What is expected
Reply with one number only: the count of lines below that contain the word "CLÁUSULA".

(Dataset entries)
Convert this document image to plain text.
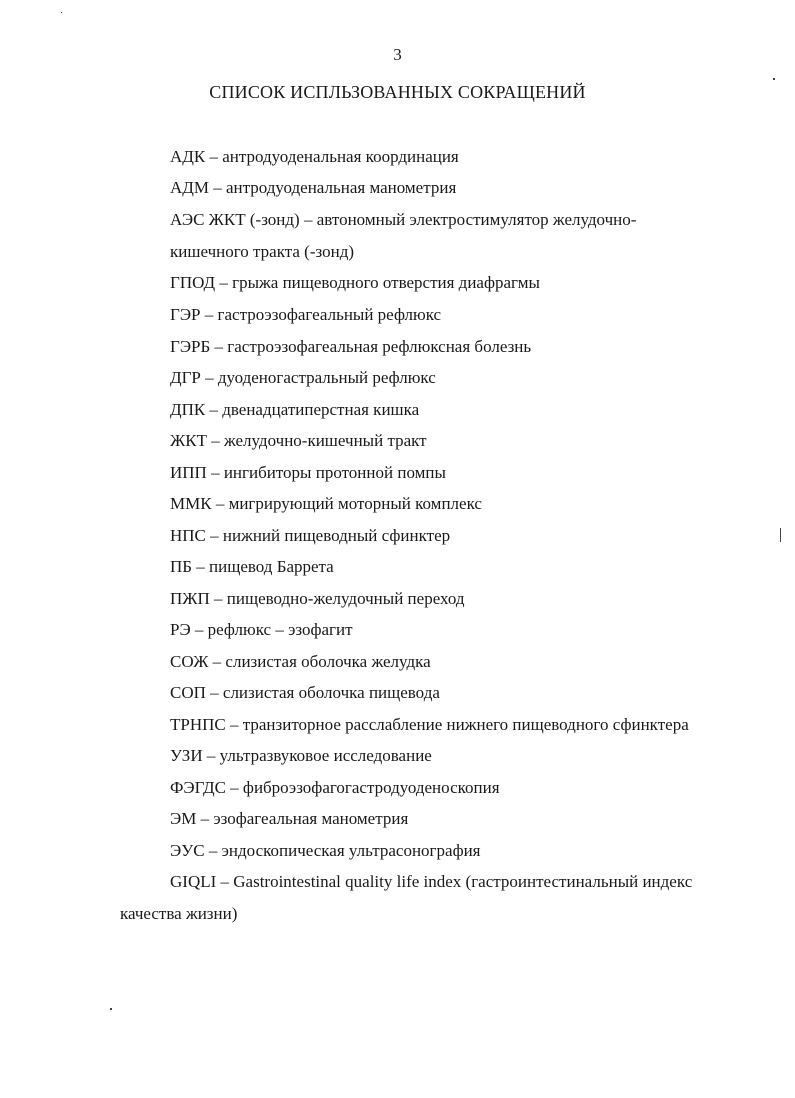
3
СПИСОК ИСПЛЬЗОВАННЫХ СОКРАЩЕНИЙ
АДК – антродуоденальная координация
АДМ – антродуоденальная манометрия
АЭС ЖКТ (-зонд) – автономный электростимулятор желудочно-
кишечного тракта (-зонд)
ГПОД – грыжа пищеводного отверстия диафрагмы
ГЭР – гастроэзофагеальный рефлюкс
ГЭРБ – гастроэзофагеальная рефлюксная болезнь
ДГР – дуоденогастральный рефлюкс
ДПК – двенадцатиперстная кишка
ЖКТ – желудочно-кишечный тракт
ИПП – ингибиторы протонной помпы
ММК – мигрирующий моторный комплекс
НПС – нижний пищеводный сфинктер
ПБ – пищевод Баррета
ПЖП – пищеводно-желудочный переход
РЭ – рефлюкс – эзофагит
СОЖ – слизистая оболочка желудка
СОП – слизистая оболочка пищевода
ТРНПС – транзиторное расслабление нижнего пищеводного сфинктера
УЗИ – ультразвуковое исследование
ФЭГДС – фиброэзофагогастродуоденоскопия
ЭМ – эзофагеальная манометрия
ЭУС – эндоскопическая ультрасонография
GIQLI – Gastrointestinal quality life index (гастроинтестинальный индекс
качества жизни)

--

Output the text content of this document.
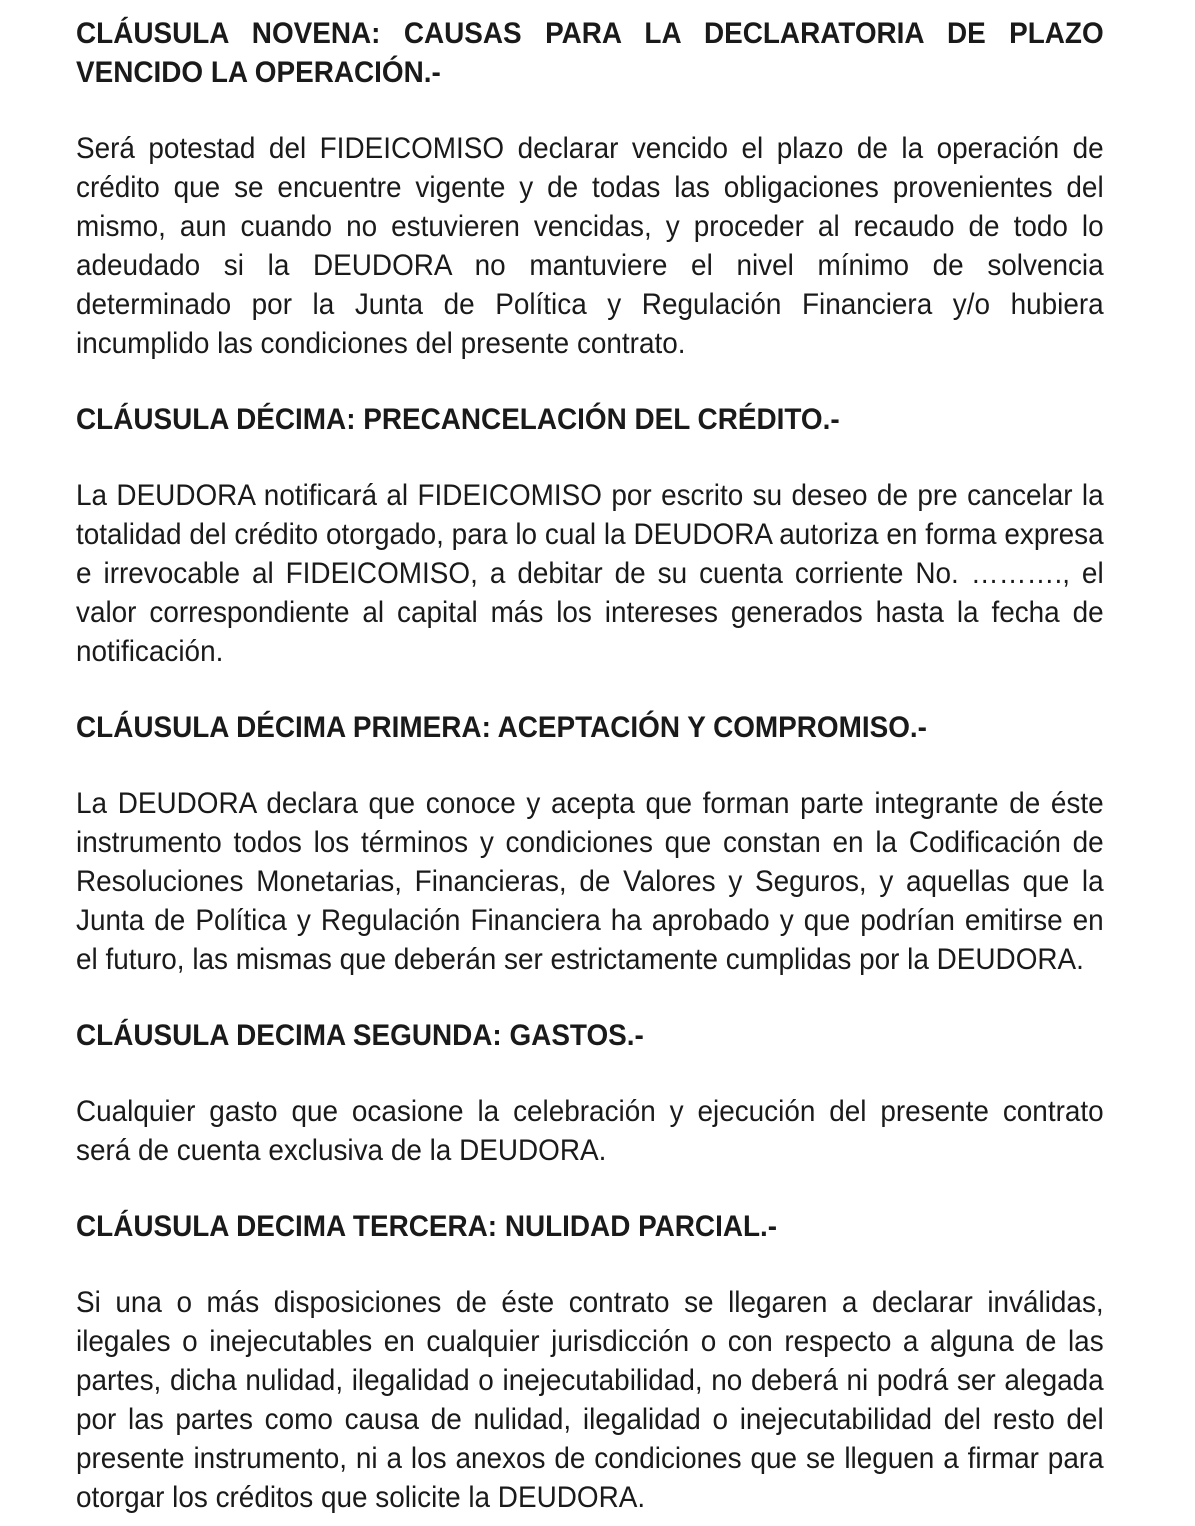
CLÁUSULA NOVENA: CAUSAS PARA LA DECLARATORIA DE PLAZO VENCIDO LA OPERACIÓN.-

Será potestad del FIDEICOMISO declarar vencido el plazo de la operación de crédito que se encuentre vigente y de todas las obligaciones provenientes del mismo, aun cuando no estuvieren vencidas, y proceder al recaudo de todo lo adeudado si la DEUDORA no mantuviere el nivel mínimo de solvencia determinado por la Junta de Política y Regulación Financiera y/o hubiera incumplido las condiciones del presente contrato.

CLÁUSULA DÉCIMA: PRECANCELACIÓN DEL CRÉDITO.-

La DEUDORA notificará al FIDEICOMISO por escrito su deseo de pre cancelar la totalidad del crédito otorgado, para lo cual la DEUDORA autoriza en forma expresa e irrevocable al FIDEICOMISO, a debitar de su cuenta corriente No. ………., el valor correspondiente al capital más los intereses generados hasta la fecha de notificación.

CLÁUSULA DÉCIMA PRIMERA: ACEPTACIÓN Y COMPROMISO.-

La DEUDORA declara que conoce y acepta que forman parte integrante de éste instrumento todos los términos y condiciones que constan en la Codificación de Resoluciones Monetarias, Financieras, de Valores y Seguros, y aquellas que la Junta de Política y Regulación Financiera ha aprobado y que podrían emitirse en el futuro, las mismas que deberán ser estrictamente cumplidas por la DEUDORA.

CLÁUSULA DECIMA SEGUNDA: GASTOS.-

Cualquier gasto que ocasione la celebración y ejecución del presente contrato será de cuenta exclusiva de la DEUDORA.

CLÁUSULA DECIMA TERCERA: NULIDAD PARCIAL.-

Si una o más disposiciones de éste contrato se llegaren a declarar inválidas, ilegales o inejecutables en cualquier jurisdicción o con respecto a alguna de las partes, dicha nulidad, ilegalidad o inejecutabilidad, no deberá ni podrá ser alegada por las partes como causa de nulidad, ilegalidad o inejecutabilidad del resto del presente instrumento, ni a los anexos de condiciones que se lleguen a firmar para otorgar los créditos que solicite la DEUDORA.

Response
5